── Provided entries ──

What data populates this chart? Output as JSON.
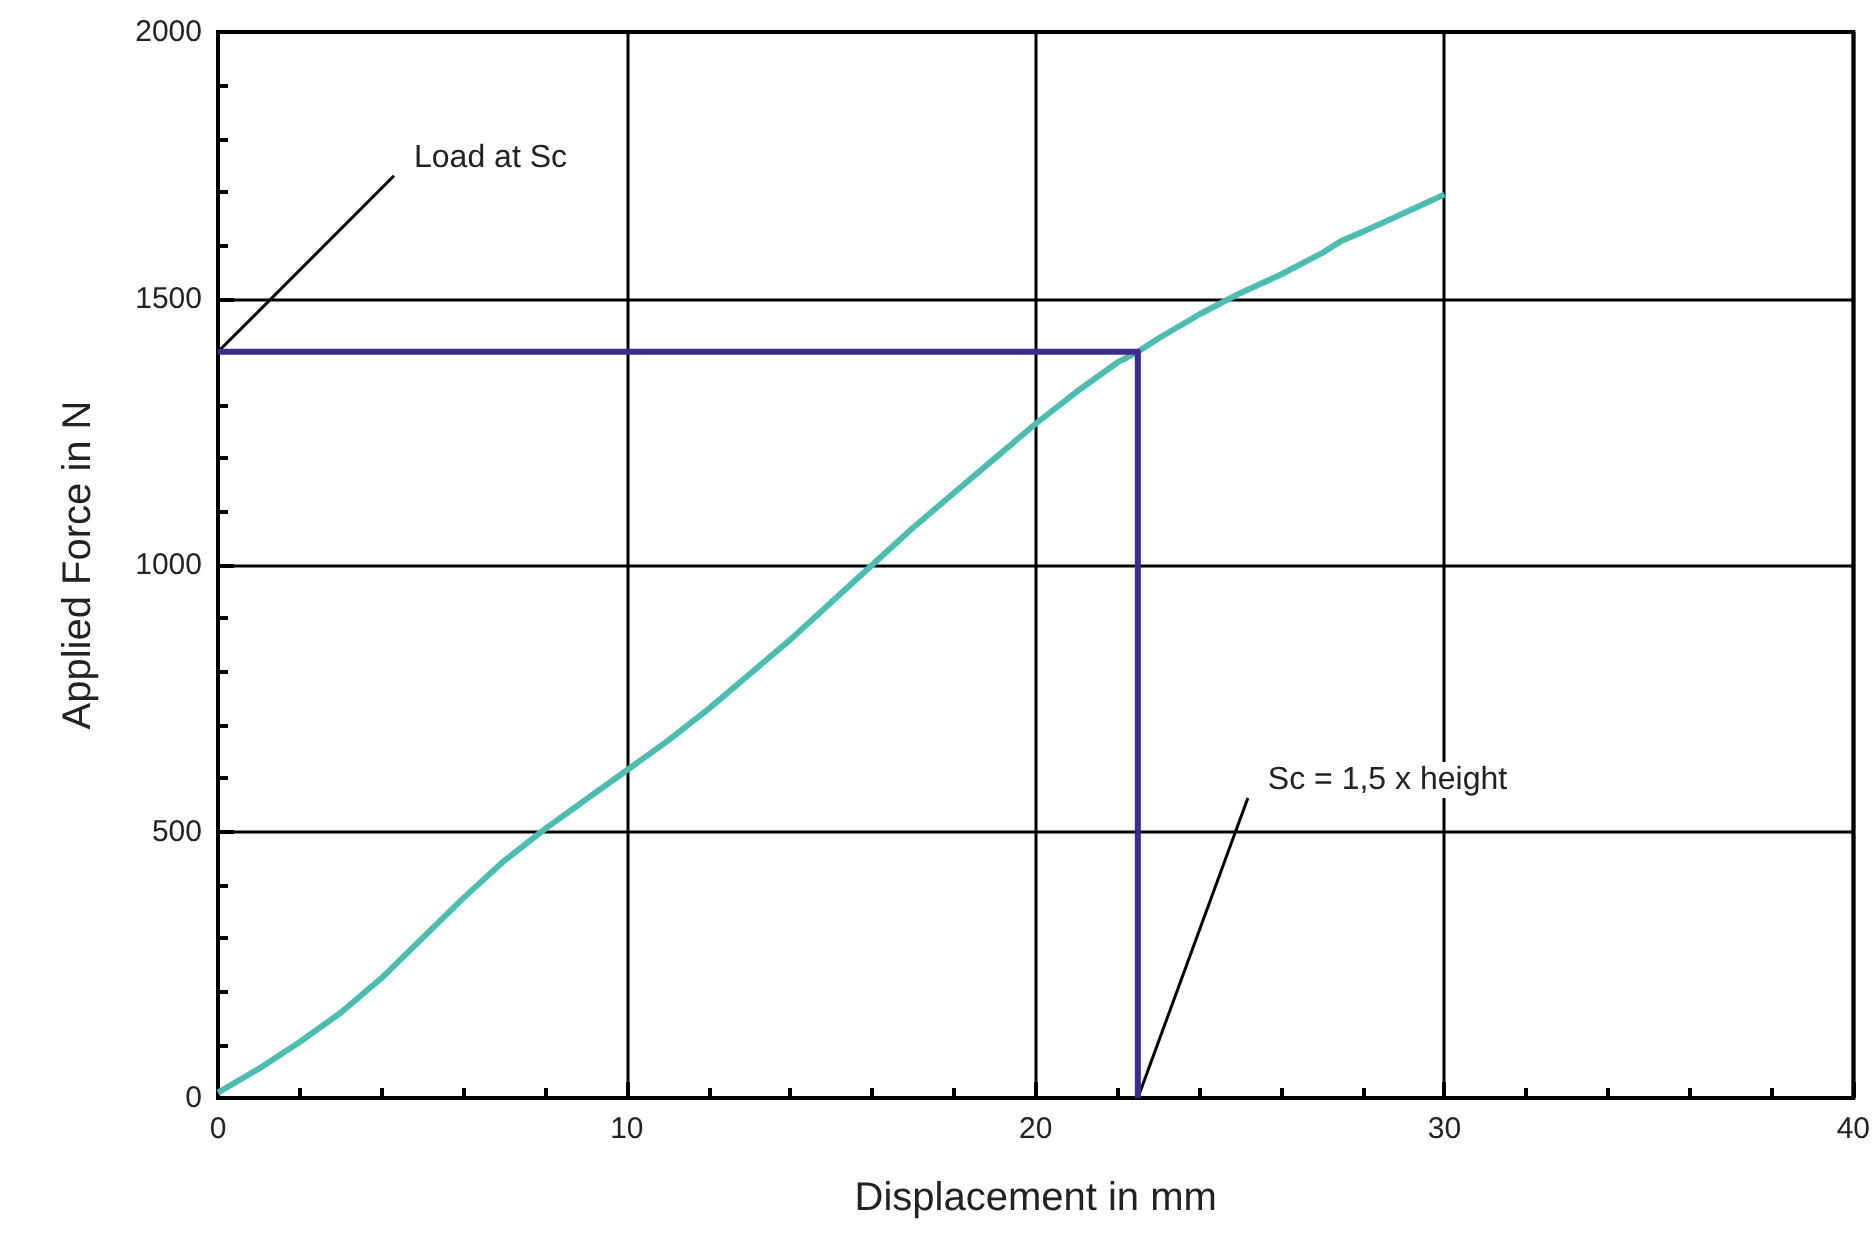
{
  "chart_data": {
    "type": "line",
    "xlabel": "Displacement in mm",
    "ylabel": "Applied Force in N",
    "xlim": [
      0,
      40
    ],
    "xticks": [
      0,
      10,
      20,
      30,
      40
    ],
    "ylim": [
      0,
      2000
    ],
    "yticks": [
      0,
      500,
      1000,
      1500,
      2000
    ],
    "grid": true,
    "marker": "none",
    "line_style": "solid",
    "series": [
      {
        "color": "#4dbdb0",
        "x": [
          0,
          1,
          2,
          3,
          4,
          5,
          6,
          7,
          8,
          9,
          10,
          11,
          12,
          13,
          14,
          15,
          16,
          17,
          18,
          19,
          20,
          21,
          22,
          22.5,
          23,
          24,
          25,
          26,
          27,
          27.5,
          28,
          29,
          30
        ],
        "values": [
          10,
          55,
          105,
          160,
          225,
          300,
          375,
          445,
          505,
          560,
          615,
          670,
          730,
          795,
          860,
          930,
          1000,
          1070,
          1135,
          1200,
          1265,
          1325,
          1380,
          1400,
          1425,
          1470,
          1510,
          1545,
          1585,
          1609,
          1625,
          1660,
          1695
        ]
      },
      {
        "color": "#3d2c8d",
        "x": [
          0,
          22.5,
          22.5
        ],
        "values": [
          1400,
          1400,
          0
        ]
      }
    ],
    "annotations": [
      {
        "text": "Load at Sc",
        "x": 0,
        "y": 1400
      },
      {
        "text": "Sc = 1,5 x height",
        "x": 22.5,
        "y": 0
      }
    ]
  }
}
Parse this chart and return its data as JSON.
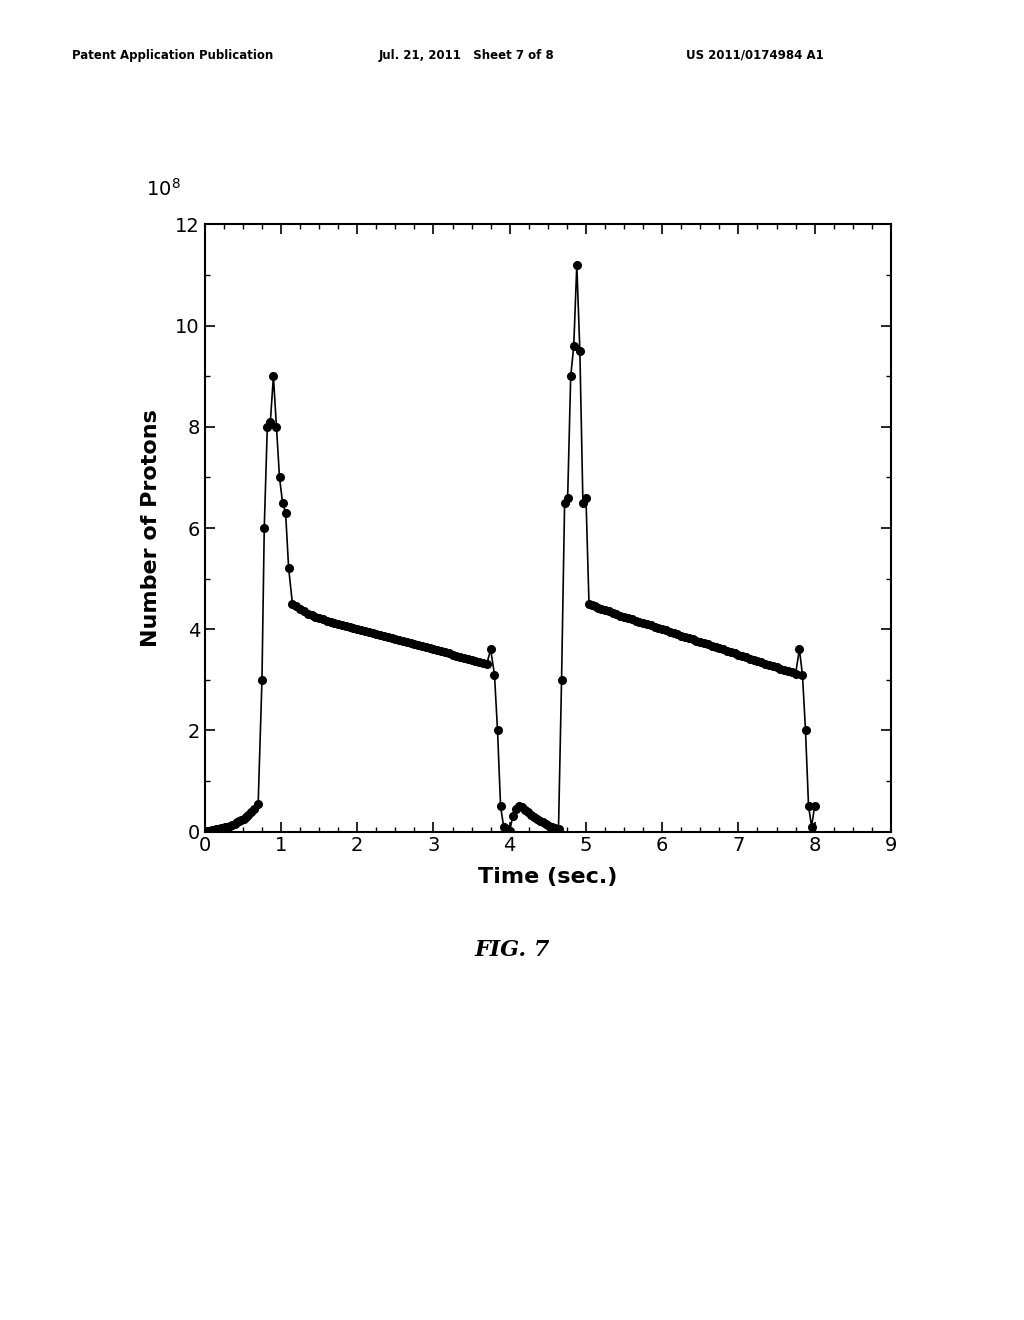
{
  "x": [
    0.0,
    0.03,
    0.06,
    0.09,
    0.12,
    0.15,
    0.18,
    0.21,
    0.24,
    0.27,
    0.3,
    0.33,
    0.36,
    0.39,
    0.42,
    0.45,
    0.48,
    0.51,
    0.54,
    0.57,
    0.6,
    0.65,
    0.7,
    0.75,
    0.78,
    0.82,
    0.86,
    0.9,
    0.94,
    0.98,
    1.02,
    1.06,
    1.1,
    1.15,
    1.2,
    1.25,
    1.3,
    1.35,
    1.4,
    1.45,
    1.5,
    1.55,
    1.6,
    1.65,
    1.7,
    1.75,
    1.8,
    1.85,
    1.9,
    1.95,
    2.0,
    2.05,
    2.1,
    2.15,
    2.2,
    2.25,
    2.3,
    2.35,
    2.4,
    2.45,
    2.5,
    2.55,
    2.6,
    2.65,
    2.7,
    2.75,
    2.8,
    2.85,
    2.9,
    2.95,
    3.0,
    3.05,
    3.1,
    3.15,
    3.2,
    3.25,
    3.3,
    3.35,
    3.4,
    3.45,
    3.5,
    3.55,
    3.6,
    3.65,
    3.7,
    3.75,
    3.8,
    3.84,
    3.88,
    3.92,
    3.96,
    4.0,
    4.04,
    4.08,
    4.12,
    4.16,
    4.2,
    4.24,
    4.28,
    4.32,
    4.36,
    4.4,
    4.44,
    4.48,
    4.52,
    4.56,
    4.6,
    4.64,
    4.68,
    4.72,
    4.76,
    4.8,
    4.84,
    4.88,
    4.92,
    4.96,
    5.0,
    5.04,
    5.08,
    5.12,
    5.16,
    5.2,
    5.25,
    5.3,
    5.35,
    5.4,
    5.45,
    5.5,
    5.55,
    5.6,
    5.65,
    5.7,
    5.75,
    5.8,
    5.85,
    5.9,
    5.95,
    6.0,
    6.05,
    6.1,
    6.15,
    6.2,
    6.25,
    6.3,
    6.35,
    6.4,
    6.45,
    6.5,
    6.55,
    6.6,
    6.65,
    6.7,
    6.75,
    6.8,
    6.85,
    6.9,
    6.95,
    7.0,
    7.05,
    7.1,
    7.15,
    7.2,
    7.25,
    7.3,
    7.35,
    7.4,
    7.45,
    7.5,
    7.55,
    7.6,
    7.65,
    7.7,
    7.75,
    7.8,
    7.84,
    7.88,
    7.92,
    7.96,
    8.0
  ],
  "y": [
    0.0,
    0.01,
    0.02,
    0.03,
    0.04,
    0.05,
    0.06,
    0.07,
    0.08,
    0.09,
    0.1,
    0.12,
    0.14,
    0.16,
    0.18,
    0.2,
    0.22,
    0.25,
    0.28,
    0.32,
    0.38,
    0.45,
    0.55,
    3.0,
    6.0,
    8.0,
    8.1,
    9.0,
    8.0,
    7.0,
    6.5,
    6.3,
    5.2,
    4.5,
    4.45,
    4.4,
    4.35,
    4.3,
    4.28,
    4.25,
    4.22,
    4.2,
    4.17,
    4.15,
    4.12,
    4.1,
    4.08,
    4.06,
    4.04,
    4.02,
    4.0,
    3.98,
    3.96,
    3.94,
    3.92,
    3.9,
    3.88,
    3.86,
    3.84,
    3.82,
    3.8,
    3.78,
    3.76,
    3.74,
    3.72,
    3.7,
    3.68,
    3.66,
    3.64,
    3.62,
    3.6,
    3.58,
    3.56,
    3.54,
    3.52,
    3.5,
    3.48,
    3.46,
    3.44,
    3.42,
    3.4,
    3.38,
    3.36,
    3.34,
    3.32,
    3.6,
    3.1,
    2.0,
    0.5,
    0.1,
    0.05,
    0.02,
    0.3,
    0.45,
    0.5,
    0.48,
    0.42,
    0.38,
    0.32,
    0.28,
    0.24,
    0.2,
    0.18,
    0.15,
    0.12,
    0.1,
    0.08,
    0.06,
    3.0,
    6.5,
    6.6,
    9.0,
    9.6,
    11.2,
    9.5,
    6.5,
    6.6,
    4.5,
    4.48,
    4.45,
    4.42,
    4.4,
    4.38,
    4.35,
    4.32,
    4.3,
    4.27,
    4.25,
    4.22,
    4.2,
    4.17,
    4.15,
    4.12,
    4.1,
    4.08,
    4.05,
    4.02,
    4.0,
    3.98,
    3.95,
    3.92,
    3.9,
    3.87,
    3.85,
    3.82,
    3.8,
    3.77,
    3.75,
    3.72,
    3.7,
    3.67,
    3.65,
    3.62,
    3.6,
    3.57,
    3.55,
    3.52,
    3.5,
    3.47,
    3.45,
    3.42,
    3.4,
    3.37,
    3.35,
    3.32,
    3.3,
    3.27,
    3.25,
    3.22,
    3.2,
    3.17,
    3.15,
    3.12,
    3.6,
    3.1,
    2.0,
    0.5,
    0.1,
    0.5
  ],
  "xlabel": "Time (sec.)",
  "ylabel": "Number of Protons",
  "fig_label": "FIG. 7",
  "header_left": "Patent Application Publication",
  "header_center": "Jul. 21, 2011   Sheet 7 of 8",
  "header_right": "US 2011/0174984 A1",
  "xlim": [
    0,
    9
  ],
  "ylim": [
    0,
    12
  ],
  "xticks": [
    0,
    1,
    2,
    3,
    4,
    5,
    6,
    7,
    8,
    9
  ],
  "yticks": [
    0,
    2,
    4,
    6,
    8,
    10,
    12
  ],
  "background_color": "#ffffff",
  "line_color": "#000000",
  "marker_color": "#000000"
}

───

Instruction
Find each line that has the word "JSON", then copy it out.

Complete output
What data populates this chart? Output as JSON.
Parse this chart and return its data as JSON.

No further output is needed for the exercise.